Print the whole listing exactly.
----
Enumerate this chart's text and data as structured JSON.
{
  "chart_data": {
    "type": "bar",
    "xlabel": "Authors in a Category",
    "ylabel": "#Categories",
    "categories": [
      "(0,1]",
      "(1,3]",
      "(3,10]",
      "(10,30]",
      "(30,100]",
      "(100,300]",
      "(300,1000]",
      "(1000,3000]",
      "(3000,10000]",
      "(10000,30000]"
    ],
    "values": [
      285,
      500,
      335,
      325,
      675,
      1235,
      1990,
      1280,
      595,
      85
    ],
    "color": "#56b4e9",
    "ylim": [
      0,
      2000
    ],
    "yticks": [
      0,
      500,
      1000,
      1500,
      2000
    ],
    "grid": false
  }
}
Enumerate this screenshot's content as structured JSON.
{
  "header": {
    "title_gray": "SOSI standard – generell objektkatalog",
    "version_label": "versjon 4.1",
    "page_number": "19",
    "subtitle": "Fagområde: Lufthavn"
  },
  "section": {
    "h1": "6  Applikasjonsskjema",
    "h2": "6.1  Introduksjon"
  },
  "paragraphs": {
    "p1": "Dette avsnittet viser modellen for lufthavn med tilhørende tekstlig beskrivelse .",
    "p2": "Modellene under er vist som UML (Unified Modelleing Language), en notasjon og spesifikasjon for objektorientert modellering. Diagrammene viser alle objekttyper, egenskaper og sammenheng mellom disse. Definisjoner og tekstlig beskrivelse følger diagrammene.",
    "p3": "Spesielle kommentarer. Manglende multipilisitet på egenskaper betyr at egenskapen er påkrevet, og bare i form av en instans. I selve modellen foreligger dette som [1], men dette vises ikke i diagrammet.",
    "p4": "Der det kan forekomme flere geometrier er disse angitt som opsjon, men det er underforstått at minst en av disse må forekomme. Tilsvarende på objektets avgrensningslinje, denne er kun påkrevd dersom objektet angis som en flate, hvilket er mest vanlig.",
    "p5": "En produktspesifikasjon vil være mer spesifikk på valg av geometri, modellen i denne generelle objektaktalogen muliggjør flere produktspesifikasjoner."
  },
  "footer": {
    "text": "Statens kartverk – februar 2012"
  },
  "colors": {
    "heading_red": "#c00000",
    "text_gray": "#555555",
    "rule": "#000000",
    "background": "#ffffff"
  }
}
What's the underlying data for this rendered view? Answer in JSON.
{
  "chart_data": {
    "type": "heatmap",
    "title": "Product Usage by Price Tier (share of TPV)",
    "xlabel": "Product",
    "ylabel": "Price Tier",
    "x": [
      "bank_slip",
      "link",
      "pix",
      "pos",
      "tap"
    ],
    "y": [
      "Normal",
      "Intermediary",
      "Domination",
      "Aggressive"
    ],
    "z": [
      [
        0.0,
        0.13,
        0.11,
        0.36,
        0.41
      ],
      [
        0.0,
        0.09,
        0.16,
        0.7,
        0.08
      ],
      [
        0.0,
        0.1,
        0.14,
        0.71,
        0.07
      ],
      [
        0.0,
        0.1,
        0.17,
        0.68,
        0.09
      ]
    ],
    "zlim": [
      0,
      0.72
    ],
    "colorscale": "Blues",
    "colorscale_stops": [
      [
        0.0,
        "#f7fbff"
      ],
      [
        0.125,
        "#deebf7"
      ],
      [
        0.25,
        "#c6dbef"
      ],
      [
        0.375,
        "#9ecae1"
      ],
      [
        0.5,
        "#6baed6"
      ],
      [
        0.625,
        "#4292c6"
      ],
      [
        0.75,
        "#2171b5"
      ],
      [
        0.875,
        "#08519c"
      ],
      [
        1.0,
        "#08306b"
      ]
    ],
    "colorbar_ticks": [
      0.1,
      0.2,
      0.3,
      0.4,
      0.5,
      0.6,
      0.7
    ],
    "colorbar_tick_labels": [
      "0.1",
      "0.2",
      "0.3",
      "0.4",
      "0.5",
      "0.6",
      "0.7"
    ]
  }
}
----
EXERCISE RESULT
Enumerate this chart's text and data as structured JSON.
{
  "chart_data": {
    "type": "bar",
    "xlabel": "Authors in a Category",
    "ylabel": "#Categories",
    "categories": [
      "(0,1]",
      "(1,3]",
      "(3,10]",
      "(10,30]",
      "(30,100]",
      "(100,300]",
      "(300,1000]",
      "(1000,3000]",
      "(3000,10000]",
      "(10000,30000]"
    ],
    "values": [
      285,
      500,
      335,
      325,
      675,
      1235,
      1990,
      1280,
      595,
      85
    ],
    "color": "#56b4e9",
    "ylim": [
      0,
      2000
    ],
    "yticks": [
      0,
      500,
      1000,
      1500,
      2000
    ],
    "grid": false
  }
}
Enumerate this screenshot's content as structured JSON.
{
  "header": {
    "title_gray": "SOSI standard – generell objektkatalog",
    "version_label": "versjon 4.1",
    "page_number": "19",
    "subtitle": "Fagområde: Lufthavn"
  },
  "section": {
    "h1": "6  Applikasjonsskjema",
    "h2": "6.1  Introduksjon"
  },
  "paragraphs": {
    "p1": "Dette avsnittet viser modellen for lufthavn med tilhørende tekstlig beskrivelse .",
    "p2": "Modellene under er vist som UML (Unified Modelleing Language), en notasjon og spesifikasjon for objektorientert modellering. Diagrammene viser alle objekttyper, egenskaper og sammenheng mellom disse. Definisjoner og tekstlig beskrivelse følger diagrammene.",
    "p3": "Spesielle kommentarer. Manglende multipilisitet på egenskaper betyr at egenskapen er påkrevet, og bare i form av en instans. I selve modellen foreligger dette som [1], men dette vises ikke i diagrammet.",
    "p4": "Der det kan forekomme flere geometrier er disse angitt som opsjon, men det er underforstått at minst en av disse må forekomme. Tilsvarende på objektets avgrensningslinje, denne er kun påkrevd dersom objektet angis som en flate, hvilket er mest vanlig.",
    "p5": "En produktspesifikasjon vil være mer spesifikk på valg av geometri, modellen i denne generelle objektaktalogen muliggjør flere produktspesifikasjoner."
  },
  "footer": {
    "text": "Statens kartverk – februar 2012"
  },
  "colors": {
    "heading_red": "#c00000",
    "text_gray": "#555555",
    "rule": "#000000",
    "background": "#ffffff"
  }
}
What's the underlying data for this rendered view? Answer in JSON.
{
  "chart_data": {
    "type": "heatmap",
    "title": "Product Usage by Price Tier (share of TPV)",
    "xlabel": "Product",
    "ylabel": "Price Tier",
    "x": [
      "bank_slip",
      "link",
      "pix",
      "pos",
      "tap"
    ],
    "y": [
      "Normal",
      "Intermediary",
      "Domination",
      "Aggressive"
    ],
    "z": [
      [
        0.0,
        0.13,
        0.11,
        0.36,
        0.41
      ],
      [
        0.0,
        0.09,
        0.16,
        0.7,
        0.08
      ],
      [
        0.0,
        0.1,
        0.14,
        0.71,
        0.07
      ],
      [
        0.0,
        0.1,
        0.17,
        0.68,
        0.09
      ]
    ],
    "zlim": [
      0,
      0.72
    ],
    "colorscale": "Blues",
    "colorscale_stops": [
      [
        0.0,
        "#f7fbff"
      ],
      [
        0.125,
        "#deebf7"
      ],
      [
        0.25,
        "#c6dbef"
      ],
      [
        0.375,
        "#9ecae1"
      ],
      [
        0.5,
        "#6baed6"
      ],
      [
        0.625,
        "#4292c6"
      ],
      [
        0.75,
        "#2171b5"
      ],
      [
        0.875,
        "#08519c"
      ],
      [
        1.0,
        "#08306b"
      ]
    ],
    "colorbar_ticks": [
      0.1,
      0.2,
      0.3,
      0.4,
      0.5,
      0.6,
      0.7
    ],
    "colorbar_tick_labels": [
      "0.1",
      "0.2",
      "0.3",
      "0.4",
      "0.5",
      "0.6",
      "0.7"
    ]
  }
}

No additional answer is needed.